Objective: Count how many lines in this material contain "label". The answer is that number alone.

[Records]
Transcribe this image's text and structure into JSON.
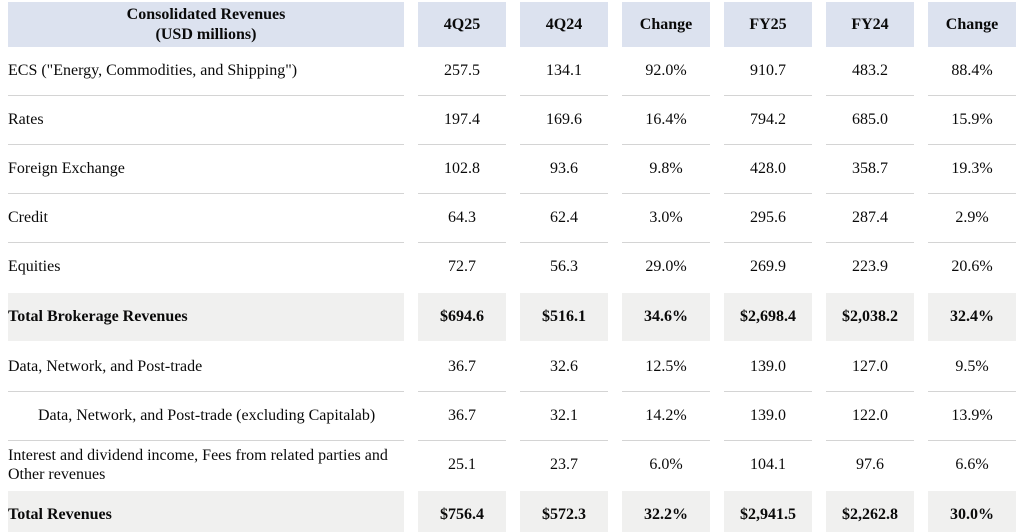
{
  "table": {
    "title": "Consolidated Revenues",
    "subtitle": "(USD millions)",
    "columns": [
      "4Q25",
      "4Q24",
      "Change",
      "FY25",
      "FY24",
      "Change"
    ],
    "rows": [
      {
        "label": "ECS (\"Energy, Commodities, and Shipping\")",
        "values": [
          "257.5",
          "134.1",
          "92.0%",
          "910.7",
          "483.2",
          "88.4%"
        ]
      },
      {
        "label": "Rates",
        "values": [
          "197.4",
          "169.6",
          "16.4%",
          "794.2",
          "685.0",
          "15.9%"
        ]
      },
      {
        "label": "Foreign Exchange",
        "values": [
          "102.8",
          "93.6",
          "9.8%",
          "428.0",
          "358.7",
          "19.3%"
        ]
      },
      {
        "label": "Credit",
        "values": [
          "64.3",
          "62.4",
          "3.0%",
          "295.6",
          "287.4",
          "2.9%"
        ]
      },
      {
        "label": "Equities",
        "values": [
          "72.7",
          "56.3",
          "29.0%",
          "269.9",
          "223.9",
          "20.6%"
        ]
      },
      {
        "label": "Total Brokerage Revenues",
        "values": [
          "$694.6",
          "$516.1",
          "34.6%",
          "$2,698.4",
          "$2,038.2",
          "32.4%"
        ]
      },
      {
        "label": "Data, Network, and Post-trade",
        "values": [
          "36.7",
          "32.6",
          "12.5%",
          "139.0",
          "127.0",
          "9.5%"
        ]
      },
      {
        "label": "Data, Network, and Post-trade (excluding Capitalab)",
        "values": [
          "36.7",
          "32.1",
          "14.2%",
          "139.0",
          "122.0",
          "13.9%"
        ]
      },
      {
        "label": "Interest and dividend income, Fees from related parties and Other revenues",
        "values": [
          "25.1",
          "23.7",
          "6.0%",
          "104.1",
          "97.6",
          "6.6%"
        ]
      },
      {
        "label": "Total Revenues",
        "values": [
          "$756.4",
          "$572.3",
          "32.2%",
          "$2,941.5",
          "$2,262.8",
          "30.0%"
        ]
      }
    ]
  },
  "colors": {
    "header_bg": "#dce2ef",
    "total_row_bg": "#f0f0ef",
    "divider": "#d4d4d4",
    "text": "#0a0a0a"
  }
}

Reply to the exercise: 10